■ **Task prompt**
Locate the word "ending" in the entries below, then gather every line that holds it.

# Given records start

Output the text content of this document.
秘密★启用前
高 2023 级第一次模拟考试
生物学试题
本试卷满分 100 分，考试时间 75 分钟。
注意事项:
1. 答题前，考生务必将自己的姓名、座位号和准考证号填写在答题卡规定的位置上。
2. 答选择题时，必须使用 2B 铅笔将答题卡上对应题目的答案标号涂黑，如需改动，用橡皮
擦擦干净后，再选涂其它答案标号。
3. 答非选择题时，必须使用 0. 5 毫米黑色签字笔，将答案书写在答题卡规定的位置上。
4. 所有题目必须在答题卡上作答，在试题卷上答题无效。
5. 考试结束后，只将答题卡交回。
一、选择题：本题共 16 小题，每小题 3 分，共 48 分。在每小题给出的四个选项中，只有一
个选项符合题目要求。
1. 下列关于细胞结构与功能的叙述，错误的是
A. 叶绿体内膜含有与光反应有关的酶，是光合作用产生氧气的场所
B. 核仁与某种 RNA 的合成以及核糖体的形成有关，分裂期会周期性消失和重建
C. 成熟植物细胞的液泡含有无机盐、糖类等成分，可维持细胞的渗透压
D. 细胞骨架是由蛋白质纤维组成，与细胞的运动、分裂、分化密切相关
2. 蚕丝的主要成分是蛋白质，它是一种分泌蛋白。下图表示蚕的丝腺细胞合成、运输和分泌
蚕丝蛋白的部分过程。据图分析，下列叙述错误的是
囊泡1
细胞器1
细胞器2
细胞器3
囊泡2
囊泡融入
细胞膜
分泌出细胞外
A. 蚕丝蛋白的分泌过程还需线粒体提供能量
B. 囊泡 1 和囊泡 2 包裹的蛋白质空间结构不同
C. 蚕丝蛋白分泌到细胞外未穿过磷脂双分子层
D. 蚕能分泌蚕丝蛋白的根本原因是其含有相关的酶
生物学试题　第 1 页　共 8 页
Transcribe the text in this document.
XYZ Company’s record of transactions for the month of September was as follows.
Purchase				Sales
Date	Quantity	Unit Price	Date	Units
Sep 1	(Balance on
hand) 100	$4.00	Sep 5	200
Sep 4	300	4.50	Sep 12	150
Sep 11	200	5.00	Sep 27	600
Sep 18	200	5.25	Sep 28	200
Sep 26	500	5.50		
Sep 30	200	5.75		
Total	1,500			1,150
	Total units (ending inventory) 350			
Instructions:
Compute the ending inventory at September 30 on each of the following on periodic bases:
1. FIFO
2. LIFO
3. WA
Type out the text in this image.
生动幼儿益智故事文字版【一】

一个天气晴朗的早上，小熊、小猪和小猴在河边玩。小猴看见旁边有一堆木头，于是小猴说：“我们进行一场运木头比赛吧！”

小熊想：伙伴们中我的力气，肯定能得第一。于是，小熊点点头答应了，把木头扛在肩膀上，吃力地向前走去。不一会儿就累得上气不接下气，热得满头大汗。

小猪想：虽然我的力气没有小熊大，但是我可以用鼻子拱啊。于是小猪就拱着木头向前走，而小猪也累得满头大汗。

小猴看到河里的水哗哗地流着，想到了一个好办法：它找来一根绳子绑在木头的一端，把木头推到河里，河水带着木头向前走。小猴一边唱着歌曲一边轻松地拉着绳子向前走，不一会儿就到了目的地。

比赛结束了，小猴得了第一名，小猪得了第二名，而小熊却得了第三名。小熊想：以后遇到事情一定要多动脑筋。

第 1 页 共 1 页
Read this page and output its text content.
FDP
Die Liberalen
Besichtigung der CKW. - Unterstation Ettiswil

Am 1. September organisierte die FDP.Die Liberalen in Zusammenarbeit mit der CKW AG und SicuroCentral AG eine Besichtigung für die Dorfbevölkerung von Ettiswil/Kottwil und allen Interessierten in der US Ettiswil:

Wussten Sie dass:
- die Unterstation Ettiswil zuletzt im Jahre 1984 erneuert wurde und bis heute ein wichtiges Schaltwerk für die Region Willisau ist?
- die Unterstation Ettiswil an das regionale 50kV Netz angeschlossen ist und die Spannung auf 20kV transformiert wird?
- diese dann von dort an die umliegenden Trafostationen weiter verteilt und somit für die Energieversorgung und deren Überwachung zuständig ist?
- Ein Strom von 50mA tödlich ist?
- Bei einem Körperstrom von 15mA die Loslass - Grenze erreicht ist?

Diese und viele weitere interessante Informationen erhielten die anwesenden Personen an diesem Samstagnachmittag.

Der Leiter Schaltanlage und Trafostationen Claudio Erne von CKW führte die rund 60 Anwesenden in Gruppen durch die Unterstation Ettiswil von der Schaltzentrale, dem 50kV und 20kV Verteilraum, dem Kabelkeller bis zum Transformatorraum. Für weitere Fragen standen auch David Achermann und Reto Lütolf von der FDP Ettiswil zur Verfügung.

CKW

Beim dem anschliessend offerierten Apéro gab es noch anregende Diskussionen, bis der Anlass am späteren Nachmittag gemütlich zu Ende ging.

# Given records end

■ **Task output**
	Total units (ending inventory) 350			
Compute the ending inventory at September 30 on each of the following on periodic bases:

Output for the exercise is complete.